- Problem requirements: Look through the data and write out every line with the word "明确议论性文字中事例的选择与作者观点的关系" in it.
════════════════
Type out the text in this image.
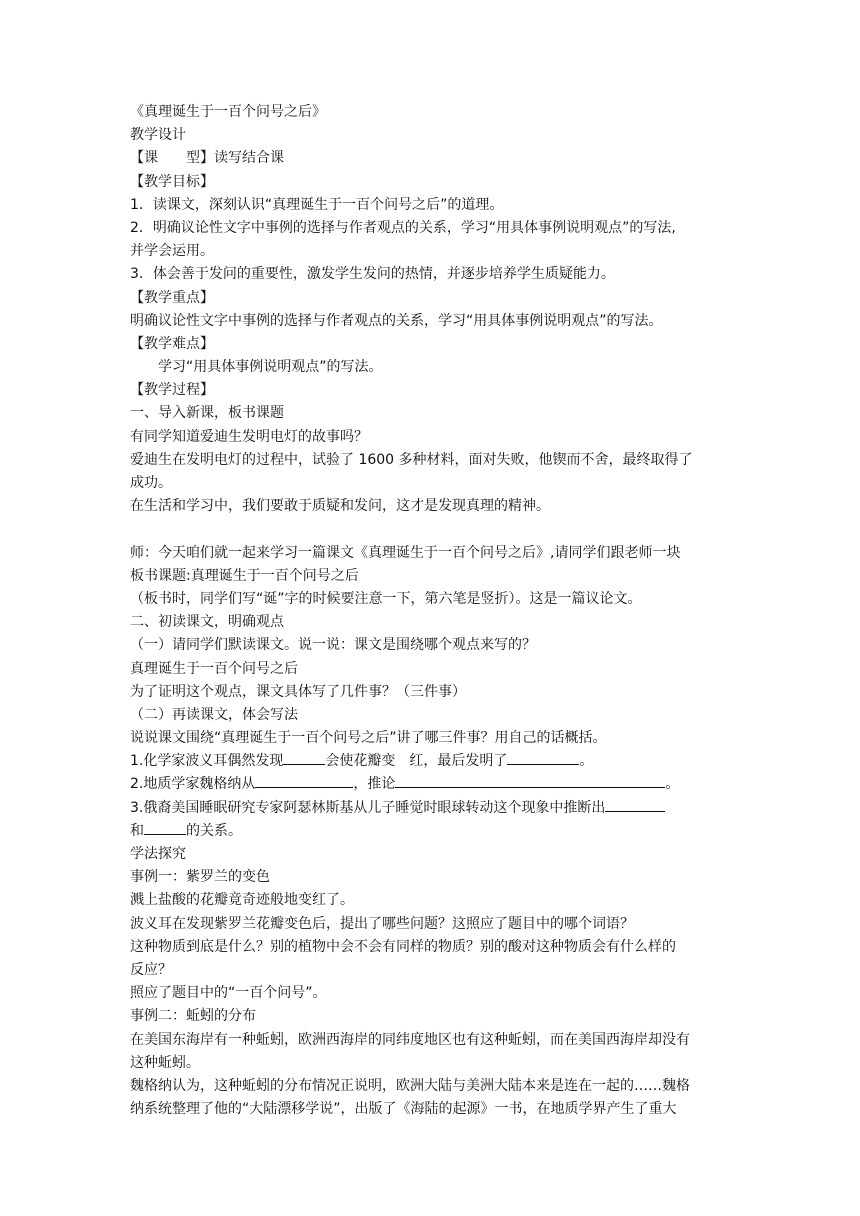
《真理诞生于一百个问号之后》
教学设计
【课　　型】读写结合课
【教学目标】
1．读课文，深刻认识“真理诞生于一百个问号之后”的道理。
2．明确议论性文字中事例的选择与作者观点的关系，学习“用具体事例说明观点”的写法,
并学会运用。
3．体会善于发问的重要性，激发学生发问的热情，并逐步培养学生质疑能力。
【教学重点】
明确议论性文字中事例的选择与作者观点的关系，学习“用具体事例说明观点”的写法。
【教学难点】
学习“用具体事例说明观点”的写法。
【教学过程】
一、导入新课，板书课题
有同学知道爱迪生发明电灯的故事吗？
爱迪生在发明电灯的过程中，试验了 1600 多种材料，面对失败，他锲而不舍，最终取得了
成功。
在生活和学习中，我们要敢于质疑和发问，这才是发现真理的精神。
师：今天咱们就一起来学习一篇课文《真理诞生于一百个问号之后》,请同学们跟老师一块
板书课题:真理诞生于一百个问号之后
（板书时，同学们写“诞”字的时候要注意一下，第六笔是竖折）。这是一篇议论文。
二、初读课文，明确观点
（一）请同学们默读课文。说一说：课文是围绕哪个观点来写的？
真理诞生于一百个问号之后
为了证明这个观点，课文具体写了几件事？（三件事）
（二）再读课文，体会写法
说说课文围绕“真理诞生于一百个问号之后”讲了哪三件事？用自己的话概括。
1.化学家波义耳偶然发现	会使花瓣变　红，最后发明了	。
2.地质学家魏格纳从	，推论	。
3.俄裔美国睡眠研究专家阿瑟林斯基从儿子睡觉时眼球转动这个现象中推断出
和	的关系。
学法探究
事例一：紫罗兰的变色
溅上盐酸的花瓣竟奇迹般地变红了。
波义耳在发现紫罗兰花瓣变色后，提出了哪些问题？这照应了题目中的哪个词语？
这种物质到底是什么？别的植物中会不会有同样的物质？别的酸对这种物质会有什么样的
反应？
照应了题目中的“一百个问号”。
事例二：蚯蚓的分布
在美国东海岸有一种蚯蚓，欧洲西海岸的同纬度地区也有这种蚯蚓，而在美国西海岸却没有
这种蚯蚓。
魏格纳认为，这种蚯蚓的分布情况正说明，欧洲大陆与美洲大陆本来是连在一起的……魏格
纳系统整理了他的“大陆漂移学说”，出版了《海陆的起源》一书，在地质学界产生了重大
════════════════
- The solution:
2．明确议论性文字中事例的选择与作者观点的关系，学习“用具体事例说明观点”的写法,
明确议论性文字中事例的选择与作者观点的关系，学习“用具体事例说明观点”的写法。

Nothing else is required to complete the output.